(STORED ROWS):
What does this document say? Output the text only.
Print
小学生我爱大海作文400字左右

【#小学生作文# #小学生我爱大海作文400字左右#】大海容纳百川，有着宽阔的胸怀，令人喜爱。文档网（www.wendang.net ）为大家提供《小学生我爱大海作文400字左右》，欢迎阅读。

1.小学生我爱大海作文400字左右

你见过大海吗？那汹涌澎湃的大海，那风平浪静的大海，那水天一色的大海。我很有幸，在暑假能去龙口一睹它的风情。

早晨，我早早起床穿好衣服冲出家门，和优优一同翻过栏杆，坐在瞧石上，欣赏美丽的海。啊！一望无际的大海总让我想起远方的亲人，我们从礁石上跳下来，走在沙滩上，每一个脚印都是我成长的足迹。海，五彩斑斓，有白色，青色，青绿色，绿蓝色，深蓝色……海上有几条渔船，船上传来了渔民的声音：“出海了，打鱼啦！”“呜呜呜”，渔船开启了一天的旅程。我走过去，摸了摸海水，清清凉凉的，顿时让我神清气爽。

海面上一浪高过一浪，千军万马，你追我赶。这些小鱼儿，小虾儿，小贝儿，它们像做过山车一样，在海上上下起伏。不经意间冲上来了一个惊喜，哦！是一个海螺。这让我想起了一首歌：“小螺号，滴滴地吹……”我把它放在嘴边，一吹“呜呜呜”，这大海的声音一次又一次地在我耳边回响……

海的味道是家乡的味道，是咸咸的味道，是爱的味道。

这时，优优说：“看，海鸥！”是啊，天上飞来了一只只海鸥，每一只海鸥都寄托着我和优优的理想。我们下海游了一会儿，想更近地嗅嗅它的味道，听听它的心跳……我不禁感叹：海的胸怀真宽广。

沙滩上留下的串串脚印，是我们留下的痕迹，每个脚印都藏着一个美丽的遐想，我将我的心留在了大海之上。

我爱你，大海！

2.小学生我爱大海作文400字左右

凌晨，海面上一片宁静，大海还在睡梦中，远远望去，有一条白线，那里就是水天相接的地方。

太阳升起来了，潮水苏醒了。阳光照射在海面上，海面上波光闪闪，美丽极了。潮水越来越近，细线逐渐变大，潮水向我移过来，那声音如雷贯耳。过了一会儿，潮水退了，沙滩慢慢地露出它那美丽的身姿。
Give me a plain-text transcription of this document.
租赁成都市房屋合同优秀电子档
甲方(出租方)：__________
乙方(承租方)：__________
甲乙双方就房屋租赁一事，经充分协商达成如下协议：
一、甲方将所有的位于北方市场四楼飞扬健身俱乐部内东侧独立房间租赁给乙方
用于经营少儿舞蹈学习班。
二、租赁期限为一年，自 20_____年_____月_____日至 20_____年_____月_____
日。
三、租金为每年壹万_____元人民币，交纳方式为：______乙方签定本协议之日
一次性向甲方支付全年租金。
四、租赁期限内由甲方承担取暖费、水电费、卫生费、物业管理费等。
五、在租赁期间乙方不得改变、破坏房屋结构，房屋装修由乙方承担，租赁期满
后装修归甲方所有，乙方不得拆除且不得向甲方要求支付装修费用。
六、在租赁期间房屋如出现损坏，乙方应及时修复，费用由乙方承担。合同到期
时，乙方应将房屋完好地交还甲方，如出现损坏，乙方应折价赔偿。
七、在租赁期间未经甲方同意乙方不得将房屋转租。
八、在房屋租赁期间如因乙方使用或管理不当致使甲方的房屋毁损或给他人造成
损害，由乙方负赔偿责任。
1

(INSTRUCTIONS TO FOLLOW): From the first line to the last, retype the data exactly.

(THE RESPONSE):
What does this document say? Output the text only.
Print
小学生我爱大海作文400字左右

【#小学生作文# #小学生我爱大海作文400字左右#】大海容纳百川，有着宽阔的胸怀，令人喜爱。文档网（www.wendang.net ）为大家提供《小学生我爱大海作文400字左右》，欢迎阅读。

1.小学生我爱大海作文400字左右

你见过大海吗？那汹涌澎湃的大海，那风平浪静的大海，那水天一色的大海。我很有幸，在暑假能去龙口一睹它的风情。

早晨，我早早起床穿好衣服冲出家门，和优优一同翻过栏杆，坐在瞧石上，欣赏美丽的海。啊！一望无际的大海总让我想起远方的亲人，我们从礁石上跳下来，走在沙滩上，每一个脚印都是我成长的足迹。海，五彩斑斓，有白色，青色，青绿色，绿蓝色，深蓝色……海上有几条渔船，船上传来了渔民的声音：“出海了，打鱼啦！”“呜呜呜”，渔船开启了一天的旅程。我走过去，摸了摸海水，清清凉凉的，顿时让我神清气爽。

海面上一浪高过一浪，千军万马，你追我赶。这些小鱼儿，小虾儿，小贝儿，它们像做过山车一样，在海上上下起伏。不经意间冲上来了一个惊喜，哦！是一个海螺。这让我想起了一首歌：“小螺号，滴滴地吹……”我把它放在嘴边，一吹“呜呜呜”，这大海的声音一次又一次地在我耳边回响……

海的味道是家乡的味道，是咸咸的味道，是爱的味道。

这时，优优说：“看，海鸥！”是啊，天上飞来了一只只海鸥，每一只海鸥都寄托着我和优优的理想。我们下海游了一会儿，想更近地嗅嗅它的味道，听听它的心跳……我不禁感叹：海的胸怀真宽广。

沙滩上留下的串串脚印，是我们留下的痕迹，每个脚印都藏着一个美丽的遐想，我将我的心留在了大海之上。

我爱你，大海！

2.小学生我爱大海作文400字左右

凌晨，海面上一片宁静，大海还在睡梦中，远远望去，有一条白线，那里就是水天相接的地方。

太阳升起来了，潮水苏醒了。阳光照射在海面上，海面上波光闪闪，美丽极了。潮水越来越近，细线逐渐变大，潮水向我移过来，那声音如雷贯耳。过了一会儿，潮水退了，沙滩慢慢地露出它那美丽的身姿。
Give me a plain-text transcription of this document.
租赁成都市房屋合同优秀电子档
甲方(出租方)：__________
乙方(承租方)：__________
甲乙双方就房屋租赁一事，经充分协商达成如下协议：
一、甲方将所有的位于北方市场四楼飞扬健身俱乐部内东侧独立房间租赁给乙方
用于经营少儿舞蹈学习班。
二、租赁期限为一年，自 20_____年_____月_____日至 20_____年_____月_____
日。
三、租金为每年壹万_____元人民币，交纳方式为：______乙方签定本协议之日
一次性向甲方支付全年租金。
四、租赁期限内由甲方承担取暖费、水电费、卫生费、物业管理费等。
五、在租赁期间乙方不得改变、破坏房屋结构，房屋装修由乙方承担，租赁期满
后装修归甲方所有，乙方不得拆除且不得向甲方要求支付装修费用。
六、在租赁期间房屋如出现损坏，乙方应及时修复，费用由乙方承担。合同到期
时，乙方应将房屋完好地交还甲方，如出现损坏，乙方应折价赔偿。
七、在租赁期间未经甲方同意乙方不得将房屋转租。
八、在房屋租赁期间如因乙方使用或管理不当致使甲方的房屋毁损或给他人造成
损害，由乙方负赔偿责任。
1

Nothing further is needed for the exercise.